Exercise description
List all lines of the data that include the string "name".

── Rows ──

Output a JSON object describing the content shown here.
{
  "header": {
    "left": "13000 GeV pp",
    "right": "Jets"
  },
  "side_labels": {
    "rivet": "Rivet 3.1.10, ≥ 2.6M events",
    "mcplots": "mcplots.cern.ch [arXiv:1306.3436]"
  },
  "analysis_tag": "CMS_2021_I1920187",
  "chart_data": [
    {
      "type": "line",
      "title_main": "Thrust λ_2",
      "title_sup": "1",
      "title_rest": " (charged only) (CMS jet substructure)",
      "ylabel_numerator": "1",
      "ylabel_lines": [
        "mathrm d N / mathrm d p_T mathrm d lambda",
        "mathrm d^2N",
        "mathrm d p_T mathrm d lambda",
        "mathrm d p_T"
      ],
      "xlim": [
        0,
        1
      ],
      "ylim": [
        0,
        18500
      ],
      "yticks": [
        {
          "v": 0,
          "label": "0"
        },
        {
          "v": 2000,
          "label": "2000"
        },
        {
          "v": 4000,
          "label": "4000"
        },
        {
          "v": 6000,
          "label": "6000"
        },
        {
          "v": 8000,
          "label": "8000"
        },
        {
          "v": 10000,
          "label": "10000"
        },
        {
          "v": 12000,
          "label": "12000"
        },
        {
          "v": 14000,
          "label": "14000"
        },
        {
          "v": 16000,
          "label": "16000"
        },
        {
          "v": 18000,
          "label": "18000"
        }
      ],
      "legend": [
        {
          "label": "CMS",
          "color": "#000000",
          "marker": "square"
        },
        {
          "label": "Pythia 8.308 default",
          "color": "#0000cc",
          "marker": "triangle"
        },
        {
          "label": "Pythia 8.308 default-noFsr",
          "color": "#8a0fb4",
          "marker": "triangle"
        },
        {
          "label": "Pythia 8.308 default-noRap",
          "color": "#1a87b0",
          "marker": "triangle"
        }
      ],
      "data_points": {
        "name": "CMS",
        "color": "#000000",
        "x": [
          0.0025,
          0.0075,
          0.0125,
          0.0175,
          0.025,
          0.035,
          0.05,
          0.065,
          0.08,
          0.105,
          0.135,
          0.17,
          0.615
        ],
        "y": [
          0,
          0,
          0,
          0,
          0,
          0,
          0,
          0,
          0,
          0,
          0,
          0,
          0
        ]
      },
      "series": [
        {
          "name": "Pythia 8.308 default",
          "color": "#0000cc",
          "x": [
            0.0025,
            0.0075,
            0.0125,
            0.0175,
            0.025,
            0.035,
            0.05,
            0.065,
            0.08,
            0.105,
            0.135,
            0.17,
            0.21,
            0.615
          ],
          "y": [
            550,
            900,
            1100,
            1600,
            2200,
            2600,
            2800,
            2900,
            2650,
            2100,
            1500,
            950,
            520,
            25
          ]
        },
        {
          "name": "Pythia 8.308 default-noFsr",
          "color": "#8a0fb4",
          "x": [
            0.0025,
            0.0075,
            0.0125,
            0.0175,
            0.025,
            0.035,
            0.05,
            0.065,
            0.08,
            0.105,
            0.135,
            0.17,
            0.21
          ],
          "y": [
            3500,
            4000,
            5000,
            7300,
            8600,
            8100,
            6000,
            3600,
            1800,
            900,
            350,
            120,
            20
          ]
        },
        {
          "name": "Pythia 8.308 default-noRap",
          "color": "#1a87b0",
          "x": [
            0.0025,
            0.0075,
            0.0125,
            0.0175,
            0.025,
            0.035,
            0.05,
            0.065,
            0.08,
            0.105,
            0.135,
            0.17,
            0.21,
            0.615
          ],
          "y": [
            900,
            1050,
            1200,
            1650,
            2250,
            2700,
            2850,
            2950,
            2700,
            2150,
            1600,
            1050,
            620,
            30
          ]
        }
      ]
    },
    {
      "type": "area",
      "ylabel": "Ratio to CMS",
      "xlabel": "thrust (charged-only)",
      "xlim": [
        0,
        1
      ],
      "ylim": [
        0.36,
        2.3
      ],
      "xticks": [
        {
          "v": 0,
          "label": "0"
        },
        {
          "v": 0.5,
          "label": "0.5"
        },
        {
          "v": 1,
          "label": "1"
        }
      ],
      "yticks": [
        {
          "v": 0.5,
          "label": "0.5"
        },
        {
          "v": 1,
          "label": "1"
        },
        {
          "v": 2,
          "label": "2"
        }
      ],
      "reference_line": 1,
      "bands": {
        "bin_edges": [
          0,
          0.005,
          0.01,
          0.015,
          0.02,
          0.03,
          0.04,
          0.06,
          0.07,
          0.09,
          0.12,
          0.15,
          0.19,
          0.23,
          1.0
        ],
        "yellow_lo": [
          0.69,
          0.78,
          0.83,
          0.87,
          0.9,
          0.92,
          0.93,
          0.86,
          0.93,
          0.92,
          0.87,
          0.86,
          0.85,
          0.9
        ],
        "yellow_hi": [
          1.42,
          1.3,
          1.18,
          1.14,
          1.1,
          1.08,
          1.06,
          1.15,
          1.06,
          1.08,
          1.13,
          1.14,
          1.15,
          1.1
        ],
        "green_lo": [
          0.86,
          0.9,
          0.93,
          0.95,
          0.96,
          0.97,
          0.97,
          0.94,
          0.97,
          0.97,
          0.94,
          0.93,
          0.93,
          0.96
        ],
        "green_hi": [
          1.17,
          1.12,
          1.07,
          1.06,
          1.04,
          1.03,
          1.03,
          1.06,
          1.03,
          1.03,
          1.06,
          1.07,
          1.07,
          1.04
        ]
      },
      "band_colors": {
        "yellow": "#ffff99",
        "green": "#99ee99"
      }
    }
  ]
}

───

Finished answer
        "name": "CMS",
          "name": "Pythia 8.308 default",
          "name": "Pythia 8.308 default-noFsr",
          "name": "Pythia 8.308 default-noRap",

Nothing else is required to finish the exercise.